Request: Repeat the listing in full, word for word.

(Records from a collection of figures)

################

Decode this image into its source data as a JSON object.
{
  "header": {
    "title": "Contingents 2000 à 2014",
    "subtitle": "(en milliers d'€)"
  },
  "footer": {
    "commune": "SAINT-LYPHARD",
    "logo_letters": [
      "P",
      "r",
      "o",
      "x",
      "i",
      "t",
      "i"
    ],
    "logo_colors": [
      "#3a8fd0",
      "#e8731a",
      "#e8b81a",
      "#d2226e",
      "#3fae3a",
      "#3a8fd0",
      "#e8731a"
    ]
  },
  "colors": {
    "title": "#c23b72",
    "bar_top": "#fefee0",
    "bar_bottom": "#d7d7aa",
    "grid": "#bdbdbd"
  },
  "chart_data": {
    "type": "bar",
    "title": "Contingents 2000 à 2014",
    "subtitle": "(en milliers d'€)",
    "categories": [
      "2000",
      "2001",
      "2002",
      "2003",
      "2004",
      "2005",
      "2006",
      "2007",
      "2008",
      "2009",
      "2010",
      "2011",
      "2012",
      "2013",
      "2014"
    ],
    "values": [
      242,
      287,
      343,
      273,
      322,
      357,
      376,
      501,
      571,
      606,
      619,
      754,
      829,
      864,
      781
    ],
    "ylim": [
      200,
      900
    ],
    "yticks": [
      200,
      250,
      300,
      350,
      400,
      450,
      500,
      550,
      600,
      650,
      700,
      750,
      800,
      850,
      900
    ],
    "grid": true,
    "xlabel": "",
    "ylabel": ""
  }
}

################

Correct output:
Decode this image into its source data as a JSON object.
{
  "header": {
    "title": "Contingents 2000 à 2014",
    "subtitle": "(en milliers d'€)"
  },
  "footer": {
    "commune": "SAINT-LYPHARD",
    "logo_letters": [
      "P",
      "r",
      "o",
      "x",
      "i",
      "t",
      "i"
    ],
    "logo_colors": [
      "#3a8fd0",
      "#e8731a",
      "#e8b81a",
      "#d2226e",
      "#3fae3a",
      "#3a8fd0",
      "#e8731a"
    ]
  },
  "colors": {
    "title": "#c23b72",
    "bar_top": "#fefee0",
    "bar_bottom": "#d7d7aa",
    "grid": "#bdbdbd"
  },
  "chart_data": {
    "type": "bar",
    "title": "Contingents 2000 à 2014",
    "subtitle": "(en milliers d'€)",
    "categories": [
      "2000",
      "2001",
      "2002",
      "2003",
      "2004",
      "2005",
      "2006",
      "2007",
      "2008",
      "2009",
      "2010",
      "2011",
      "2012",
      "2013",
      "2014"
    ],
    "values": [
      242,
      287,
      343,
      273,
      322,
      357,
      376,
      501,
      571,
      606,
      619,
      754,
      829,
      864,
      781
    ],
    "ylim": [
      200,
      900
    ],
    "yticks": [
      200,
      250,
      300,
      350,
      400,
      450,
      500,
      550,
      600,
      650,
      700,
      750,
      800,
      850,
      900
    ],
    "grid": true,
    "xlabel": "",
    "ylabel": ""
  }
}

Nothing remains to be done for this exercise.